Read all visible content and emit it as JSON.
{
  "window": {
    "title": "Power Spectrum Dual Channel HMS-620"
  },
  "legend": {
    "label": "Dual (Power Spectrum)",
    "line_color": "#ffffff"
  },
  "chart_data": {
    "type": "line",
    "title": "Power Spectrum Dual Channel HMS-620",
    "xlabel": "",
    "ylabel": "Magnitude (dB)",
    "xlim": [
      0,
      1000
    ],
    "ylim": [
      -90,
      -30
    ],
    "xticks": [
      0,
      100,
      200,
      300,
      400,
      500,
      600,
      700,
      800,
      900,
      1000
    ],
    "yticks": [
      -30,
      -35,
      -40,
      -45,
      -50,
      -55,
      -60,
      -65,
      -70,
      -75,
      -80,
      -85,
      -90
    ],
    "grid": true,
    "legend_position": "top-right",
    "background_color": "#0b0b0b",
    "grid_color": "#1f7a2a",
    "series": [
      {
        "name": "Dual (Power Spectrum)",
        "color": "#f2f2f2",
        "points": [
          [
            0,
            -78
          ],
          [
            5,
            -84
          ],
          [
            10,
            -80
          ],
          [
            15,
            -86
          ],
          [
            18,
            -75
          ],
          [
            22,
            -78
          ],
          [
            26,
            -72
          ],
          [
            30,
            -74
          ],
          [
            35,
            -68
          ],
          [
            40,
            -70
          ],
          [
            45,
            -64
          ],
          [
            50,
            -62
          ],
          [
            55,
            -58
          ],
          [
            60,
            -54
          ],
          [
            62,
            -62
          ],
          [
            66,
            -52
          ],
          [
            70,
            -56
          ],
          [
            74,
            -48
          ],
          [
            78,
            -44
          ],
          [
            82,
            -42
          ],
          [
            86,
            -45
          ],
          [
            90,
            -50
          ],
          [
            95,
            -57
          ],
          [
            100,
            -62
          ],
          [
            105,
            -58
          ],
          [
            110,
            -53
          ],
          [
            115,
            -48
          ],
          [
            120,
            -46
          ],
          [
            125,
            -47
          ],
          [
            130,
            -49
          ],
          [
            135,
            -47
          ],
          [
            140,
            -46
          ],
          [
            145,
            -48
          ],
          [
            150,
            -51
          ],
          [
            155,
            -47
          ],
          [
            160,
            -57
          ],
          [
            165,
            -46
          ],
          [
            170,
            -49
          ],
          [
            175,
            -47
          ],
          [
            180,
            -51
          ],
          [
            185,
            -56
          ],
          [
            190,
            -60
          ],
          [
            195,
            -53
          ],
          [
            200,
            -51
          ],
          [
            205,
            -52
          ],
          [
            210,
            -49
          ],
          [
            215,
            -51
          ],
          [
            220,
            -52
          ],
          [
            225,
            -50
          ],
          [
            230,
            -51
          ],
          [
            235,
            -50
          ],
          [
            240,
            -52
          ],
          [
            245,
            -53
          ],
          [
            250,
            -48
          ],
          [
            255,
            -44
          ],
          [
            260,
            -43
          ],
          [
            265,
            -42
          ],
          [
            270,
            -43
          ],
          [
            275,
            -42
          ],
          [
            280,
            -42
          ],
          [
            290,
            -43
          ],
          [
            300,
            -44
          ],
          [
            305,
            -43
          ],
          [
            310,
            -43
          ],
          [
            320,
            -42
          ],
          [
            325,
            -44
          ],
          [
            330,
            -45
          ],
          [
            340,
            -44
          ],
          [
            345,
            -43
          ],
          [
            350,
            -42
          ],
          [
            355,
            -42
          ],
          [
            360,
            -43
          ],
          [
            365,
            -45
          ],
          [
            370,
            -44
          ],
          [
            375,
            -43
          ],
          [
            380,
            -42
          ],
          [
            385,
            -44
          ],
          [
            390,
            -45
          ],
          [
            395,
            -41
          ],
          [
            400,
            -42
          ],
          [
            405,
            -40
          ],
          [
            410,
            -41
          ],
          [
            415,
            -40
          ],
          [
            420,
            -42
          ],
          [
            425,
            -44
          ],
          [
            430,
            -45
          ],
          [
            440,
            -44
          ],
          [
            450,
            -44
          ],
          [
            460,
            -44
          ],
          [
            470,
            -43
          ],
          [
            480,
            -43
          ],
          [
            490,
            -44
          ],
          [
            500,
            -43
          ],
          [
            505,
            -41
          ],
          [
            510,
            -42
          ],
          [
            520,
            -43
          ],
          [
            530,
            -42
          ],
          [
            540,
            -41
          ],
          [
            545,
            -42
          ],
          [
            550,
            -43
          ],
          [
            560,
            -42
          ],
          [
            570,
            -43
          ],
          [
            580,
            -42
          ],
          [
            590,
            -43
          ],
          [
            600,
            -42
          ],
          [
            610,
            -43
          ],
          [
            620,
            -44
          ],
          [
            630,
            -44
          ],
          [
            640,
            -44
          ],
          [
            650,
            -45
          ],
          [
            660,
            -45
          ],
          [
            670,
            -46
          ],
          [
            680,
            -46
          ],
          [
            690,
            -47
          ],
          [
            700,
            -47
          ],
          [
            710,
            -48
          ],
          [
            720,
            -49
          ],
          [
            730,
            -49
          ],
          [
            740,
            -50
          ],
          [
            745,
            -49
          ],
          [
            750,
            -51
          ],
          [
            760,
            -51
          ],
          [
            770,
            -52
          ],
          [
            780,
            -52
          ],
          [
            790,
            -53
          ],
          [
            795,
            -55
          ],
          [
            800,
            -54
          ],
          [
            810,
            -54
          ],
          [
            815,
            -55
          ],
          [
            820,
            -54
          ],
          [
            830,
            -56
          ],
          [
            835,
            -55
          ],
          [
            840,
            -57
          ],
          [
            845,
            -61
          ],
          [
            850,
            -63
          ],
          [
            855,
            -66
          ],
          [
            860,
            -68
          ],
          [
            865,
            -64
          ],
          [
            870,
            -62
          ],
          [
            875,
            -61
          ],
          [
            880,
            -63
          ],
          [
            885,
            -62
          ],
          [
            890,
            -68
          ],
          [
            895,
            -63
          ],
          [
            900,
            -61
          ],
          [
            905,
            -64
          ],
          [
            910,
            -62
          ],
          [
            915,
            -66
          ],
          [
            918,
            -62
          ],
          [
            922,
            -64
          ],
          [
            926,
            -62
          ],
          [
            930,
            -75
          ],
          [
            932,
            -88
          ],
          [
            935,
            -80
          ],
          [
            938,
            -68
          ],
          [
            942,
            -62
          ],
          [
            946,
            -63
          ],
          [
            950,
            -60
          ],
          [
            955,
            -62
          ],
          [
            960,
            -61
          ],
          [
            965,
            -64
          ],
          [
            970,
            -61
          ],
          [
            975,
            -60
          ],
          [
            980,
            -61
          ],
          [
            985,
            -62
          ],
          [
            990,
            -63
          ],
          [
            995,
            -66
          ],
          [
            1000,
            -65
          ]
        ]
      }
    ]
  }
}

Problem details: Search the data above for the word "Channel", then gather each line in which it appears.

Correct output:
    "title": "Power Spectrum Dual Channel HMS-620"
    "title": "Power Spectrum Dual Channel HMS-620",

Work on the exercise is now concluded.